▸ Records for the exercise:
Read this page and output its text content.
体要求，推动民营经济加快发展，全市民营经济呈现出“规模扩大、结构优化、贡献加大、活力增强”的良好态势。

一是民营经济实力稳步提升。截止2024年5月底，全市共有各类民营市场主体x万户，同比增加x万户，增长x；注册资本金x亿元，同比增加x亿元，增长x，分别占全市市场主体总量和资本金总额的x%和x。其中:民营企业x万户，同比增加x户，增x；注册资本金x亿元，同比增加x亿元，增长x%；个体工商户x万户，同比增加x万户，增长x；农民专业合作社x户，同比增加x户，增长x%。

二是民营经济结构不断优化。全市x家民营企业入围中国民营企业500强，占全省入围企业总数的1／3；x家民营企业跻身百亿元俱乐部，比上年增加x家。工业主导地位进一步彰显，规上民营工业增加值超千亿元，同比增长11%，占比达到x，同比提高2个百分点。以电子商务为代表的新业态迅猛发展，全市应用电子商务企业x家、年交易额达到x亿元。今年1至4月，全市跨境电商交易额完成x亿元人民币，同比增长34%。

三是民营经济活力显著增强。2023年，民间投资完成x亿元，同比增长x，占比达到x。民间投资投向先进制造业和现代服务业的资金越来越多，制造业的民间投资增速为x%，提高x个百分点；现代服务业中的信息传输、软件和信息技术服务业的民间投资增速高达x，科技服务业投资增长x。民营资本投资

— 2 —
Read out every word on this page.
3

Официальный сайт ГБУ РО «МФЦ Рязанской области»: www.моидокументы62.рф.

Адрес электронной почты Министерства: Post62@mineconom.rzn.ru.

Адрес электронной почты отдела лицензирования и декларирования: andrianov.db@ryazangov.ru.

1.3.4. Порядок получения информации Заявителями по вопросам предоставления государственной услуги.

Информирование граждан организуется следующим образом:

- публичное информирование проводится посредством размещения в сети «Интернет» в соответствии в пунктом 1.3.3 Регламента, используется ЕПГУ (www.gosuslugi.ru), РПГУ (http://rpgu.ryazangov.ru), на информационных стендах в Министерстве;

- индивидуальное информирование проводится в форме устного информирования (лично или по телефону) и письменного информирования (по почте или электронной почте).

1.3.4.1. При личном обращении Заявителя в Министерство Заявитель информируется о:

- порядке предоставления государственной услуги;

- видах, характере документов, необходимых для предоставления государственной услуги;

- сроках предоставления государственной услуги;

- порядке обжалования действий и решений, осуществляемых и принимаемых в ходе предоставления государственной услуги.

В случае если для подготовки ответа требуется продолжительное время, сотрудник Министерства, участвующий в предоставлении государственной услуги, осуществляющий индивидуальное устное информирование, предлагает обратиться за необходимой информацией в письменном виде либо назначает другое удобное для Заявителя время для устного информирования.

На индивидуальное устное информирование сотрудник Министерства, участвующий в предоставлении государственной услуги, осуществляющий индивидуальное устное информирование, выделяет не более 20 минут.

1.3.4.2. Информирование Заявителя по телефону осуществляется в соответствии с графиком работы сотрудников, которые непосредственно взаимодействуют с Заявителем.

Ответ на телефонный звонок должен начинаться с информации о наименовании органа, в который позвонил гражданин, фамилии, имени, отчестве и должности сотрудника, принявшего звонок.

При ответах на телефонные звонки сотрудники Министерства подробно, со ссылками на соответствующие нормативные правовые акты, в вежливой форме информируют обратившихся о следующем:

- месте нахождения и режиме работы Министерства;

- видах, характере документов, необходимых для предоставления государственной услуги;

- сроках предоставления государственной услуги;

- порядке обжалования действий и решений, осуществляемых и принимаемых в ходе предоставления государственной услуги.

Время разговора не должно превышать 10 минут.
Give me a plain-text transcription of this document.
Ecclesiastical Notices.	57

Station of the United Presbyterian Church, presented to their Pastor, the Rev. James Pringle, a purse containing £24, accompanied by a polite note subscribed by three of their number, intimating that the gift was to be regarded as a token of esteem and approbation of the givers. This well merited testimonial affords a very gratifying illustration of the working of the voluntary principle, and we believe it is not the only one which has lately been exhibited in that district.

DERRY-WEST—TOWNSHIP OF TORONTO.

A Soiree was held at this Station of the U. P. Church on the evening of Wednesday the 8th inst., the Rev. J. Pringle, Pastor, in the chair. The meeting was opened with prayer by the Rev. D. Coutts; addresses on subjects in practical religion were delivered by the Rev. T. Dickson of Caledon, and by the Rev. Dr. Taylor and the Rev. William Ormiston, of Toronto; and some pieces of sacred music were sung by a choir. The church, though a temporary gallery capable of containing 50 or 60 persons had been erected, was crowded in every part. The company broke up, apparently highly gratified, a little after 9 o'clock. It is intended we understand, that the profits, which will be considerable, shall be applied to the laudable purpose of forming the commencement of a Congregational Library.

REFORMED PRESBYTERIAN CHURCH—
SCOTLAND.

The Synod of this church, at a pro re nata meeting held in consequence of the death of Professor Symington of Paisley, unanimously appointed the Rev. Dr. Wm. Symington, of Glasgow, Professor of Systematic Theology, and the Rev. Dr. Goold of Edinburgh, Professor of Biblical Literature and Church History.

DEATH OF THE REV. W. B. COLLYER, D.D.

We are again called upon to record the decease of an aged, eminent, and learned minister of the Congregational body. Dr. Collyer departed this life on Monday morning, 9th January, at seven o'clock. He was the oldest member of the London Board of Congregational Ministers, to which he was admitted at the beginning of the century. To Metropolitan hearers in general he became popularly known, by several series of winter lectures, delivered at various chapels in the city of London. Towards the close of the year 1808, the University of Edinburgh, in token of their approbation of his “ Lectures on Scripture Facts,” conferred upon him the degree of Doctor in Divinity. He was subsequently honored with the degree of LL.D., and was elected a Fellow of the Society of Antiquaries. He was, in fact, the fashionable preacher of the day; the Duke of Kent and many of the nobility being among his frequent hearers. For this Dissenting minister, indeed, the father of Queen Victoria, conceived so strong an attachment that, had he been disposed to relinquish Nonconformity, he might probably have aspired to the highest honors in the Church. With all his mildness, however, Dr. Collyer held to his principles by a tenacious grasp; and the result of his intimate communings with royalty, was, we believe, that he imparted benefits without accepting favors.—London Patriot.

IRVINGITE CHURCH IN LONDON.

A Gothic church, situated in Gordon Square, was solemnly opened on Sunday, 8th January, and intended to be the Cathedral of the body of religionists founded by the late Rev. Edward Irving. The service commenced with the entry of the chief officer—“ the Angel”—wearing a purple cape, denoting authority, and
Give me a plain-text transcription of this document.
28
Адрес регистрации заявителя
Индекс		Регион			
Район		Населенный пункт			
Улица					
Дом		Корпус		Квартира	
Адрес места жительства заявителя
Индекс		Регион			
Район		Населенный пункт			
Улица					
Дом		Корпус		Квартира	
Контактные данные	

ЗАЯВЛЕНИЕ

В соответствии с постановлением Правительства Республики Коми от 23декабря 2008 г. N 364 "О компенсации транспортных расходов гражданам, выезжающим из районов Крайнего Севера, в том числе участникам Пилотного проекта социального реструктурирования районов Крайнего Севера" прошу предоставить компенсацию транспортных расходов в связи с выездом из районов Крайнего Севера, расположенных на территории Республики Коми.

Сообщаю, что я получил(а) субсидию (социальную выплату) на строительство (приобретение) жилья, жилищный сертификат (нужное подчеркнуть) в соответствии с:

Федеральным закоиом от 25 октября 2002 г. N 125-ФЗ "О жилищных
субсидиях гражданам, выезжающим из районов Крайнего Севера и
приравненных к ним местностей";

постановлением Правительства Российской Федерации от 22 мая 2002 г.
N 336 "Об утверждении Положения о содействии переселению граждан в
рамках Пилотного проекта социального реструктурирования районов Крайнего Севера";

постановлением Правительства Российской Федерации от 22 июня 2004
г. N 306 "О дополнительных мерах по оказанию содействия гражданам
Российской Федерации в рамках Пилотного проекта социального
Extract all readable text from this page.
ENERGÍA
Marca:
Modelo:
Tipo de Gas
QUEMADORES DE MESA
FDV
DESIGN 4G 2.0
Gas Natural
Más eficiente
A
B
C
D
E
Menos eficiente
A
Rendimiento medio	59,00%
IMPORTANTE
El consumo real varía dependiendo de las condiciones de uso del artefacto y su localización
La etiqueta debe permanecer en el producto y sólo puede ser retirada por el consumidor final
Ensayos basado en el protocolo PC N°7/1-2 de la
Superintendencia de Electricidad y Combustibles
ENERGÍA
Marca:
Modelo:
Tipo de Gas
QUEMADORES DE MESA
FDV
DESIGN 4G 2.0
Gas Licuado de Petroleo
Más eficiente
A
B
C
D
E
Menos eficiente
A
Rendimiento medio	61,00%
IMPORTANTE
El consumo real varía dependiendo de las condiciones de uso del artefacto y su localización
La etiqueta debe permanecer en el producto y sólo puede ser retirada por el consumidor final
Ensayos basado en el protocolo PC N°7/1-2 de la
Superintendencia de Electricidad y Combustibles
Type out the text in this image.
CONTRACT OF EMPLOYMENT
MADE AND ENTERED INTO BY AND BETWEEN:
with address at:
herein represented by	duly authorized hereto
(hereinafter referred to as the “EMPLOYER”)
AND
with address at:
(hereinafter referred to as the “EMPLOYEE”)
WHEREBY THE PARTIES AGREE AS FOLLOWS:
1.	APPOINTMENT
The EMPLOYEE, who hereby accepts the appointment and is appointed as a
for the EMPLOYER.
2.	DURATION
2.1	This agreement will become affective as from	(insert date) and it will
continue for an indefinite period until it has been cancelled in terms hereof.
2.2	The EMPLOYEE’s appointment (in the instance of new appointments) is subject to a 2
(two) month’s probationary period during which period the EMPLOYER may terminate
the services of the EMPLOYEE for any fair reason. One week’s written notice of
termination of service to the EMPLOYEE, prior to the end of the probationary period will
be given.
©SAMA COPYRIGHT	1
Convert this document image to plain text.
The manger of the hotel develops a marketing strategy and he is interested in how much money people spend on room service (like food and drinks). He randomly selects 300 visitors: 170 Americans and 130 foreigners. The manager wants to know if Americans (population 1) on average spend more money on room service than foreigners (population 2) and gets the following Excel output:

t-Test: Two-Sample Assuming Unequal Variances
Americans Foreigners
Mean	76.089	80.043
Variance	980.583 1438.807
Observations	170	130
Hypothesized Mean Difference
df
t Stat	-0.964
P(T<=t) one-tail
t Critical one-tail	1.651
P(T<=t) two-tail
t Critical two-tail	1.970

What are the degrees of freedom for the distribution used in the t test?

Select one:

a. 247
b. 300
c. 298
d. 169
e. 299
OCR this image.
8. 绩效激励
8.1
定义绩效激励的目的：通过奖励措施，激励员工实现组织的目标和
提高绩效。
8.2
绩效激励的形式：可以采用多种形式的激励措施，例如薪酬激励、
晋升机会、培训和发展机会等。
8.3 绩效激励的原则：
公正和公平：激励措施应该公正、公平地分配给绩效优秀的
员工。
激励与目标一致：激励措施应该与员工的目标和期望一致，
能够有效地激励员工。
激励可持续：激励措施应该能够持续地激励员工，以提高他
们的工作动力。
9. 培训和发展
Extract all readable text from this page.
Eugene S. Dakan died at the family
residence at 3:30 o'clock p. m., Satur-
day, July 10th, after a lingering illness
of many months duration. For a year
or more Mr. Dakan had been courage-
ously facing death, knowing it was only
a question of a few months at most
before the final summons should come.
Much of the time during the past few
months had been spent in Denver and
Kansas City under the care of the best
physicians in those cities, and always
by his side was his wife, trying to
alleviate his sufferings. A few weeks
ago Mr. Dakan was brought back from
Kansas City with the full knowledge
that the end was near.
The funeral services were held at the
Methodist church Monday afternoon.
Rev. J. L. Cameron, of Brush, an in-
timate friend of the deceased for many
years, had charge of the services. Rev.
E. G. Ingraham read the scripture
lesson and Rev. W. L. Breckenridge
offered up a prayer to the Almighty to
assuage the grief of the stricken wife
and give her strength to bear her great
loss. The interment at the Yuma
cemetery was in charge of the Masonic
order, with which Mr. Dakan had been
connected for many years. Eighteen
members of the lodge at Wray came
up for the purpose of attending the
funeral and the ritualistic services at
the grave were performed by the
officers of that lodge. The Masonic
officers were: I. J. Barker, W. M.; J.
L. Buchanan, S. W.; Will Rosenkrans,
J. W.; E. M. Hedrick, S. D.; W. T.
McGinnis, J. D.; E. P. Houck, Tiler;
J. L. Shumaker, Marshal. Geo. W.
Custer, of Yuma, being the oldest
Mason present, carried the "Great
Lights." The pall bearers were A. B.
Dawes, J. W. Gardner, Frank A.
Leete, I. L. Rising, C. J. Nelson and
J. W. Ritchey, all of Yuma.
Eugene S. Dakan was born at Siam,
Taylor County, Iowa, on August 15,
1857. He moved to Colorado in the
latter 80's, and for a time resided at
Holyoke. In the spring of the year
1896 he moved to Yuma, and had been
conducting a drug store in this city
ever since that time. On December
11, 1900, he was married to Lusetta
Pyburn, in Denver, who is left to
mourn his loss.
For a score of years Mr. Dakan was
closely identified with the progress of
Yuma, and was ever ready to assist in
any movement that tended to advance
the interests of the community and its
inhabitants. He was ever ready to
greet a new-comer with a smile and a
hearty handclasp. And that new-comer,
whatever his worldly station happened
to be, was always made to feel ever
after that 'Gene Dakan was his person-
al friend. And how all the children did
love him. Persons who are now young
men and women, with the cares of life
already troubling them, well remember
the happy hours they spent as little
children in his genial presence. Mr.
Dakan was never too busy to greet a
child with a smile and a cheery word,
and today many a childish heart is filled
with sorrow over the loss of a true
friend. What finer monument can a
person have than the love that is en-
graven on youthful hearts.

▸ Objective:
Which lines contain "smile"? Copy each of them.

▸ Right answer:
greet a new-comer with a smile and a
child with a smile and a cheery word,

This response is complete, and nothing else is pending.